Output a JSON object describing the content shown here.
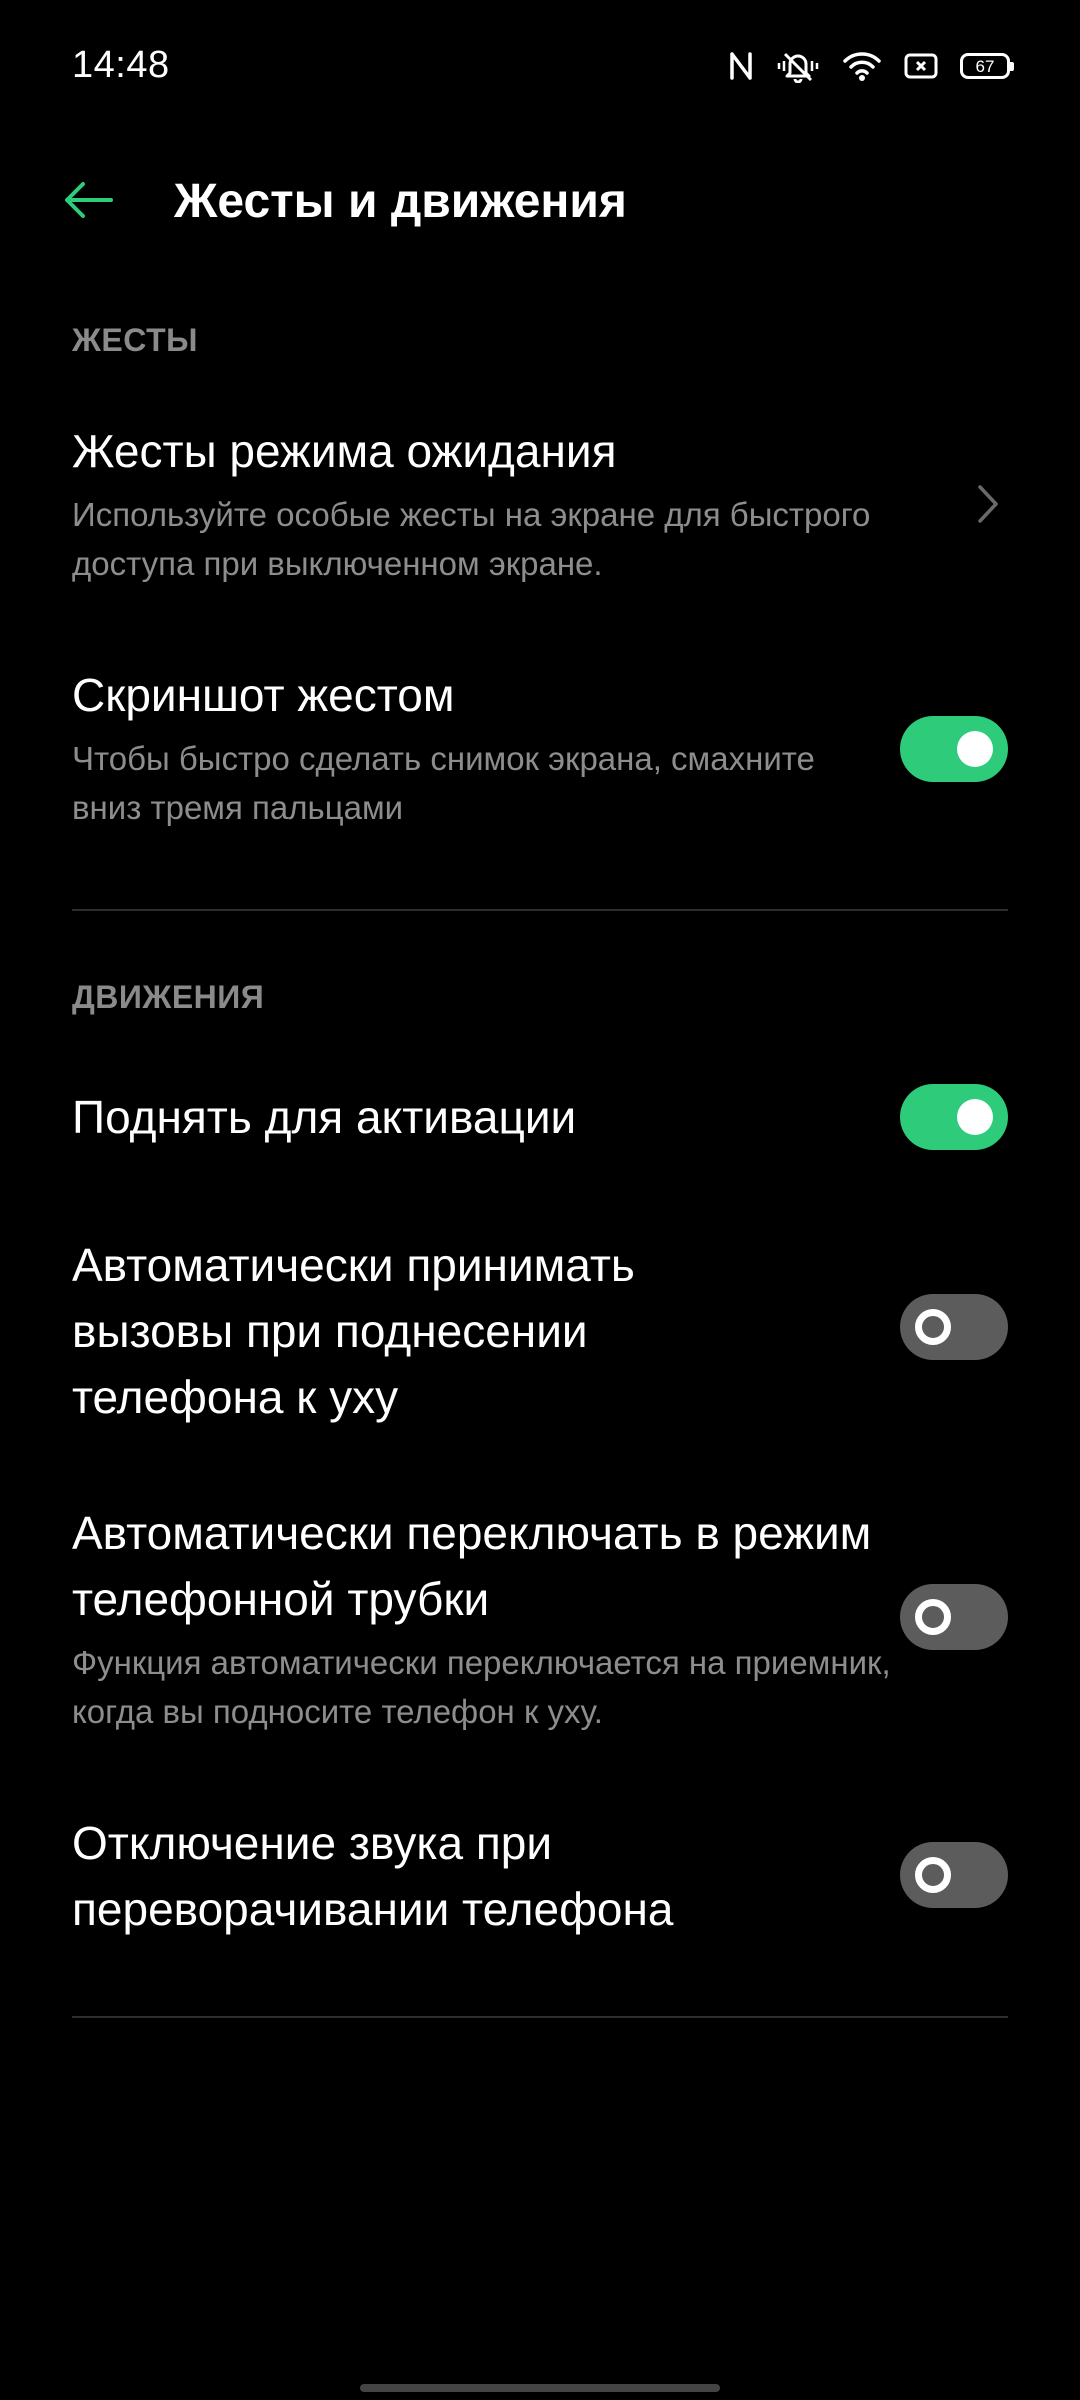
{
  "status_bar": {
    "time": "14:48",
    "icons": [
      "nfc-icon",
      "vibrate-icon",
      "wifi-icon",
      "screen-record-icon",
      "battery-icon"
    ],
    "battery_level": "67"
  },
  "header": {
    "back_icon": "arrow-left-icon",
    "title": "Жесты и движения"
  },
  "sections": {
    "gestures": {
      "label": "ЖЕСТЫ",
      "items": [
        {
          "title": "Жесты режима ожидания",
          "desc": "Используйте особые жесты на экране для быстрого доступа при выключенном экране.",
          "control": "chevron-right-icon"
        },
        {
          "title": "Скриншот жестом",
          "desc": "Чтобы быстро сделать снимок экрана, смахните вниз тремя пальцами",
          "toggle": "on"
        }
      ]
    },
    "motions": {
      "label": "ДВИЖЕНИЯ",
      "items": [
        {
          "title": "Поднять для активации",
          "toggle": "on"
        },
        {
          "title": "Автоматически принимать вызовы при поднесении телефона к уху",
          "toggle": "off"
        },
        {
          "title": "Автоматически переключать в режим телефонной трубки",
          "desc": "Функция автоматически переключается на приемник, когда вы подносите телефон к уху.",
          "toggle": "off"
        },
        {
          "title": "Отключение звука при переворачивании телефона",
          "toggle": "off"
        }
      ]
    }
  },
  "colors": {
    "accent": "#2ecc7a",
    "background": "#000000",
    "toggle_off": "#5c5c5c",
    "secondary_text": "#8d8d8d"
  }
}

————

**What to do:**
Using the records above, pull out each line where the word "телефона" occurs.

**The reply:**
          "title": "Автоматически принимать вызовы при поднесении телефона к уху",
          "title": "Отключение звука при переворачивании телефона",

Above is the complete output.